PROBLEM REQUIREMENTS - Determine which lines contain the word "marker", then copy those lines.

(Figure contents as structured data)
— START —
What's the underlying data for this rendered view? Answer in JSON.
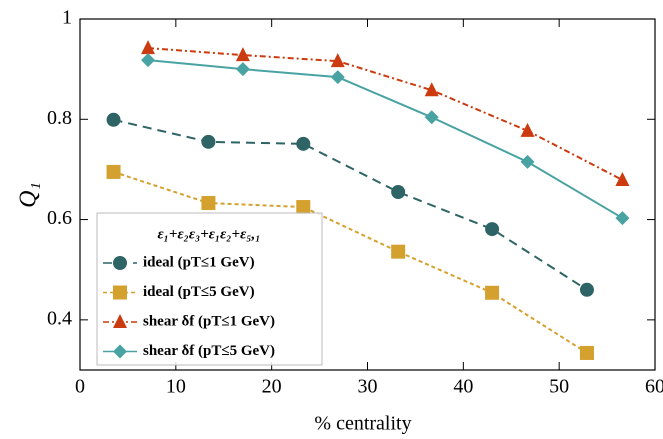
{
  "chart_data": {
    "type": "line",
    "xlabel": "% centrality",
    "ylabel": "Q₁",
    "xlim": [
      0,
      60
    ],
    "xticks": [
      0,
      10,
      20,
      30,
      40,
      50,
      60
    ],
    "ylim": [
      0.3,
      1
    ],
    "yticks": [
      0.4,
      0.6,
      0.8,
      1
    ],
    "legend": "lower left",
    "legend_title": "ε₁+ε₂ε₃+ε₁ε₂+ε₅,₁",
    "series": [
      {
        "name": "ideal (pT≤1 GeV)",
        "color": "#2e6466",
        "marker": "circle",
        "dash": "9,6",
        "x": [
          3.5,
          13.4,
          23.3,
          33.2,
          43.0,
          52.9
        ],
        "values": [
          0.799,
          0.755,
          0.751,
          0.655,
          0.581,
          0.46
        ]
      },
      {
        "name": "ideal (pT≤5 GeV)",
        "color": "#d4a12e",
        "marker": "square",
        "dash": "4,3",
        "x": [
          3.5,
          13.4,
          23.3,
          33.2,
          43.0,
          52.9
        ],
        "values": [
          0.695,
          0.633,
          0.625,
          0.536,
          0.454,
          0.334
        ]
      },
      {
        "name": "shear δf (pT≤1 GeV)",
        "color": "#cc3a10",
        "marker": "triangle",
        "dash": "6,3,2,3",
        "x": [
          7.1,
          17.0,
          26.9,
          36.7,
          46.7,
          56.6
        ],
        "values": [
          0.942,
          0.928,
          0.916,
          0.858,
          0.777,
          0.679
        ]
      },
      {
        "name": "shear δf (pT≤5 GeV)",
        "color": "#4aa3a3",
        "marker": "diamond",
        "dash": "none",
        "x": [
          7.1,
          17.0,
          26.9,
          36.7,
          46.7,
          56.6
        ],
        "values": [
          0.918,
          0.9,
          0.884,
          0.804,
          0.715,
          0.603
        ]
      }
    ]
  }
}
— END —
TASK ANSWER -
        "marker": "circle",
        "marker": "square",
        "marker": "triangle",
        "marker": "diamond",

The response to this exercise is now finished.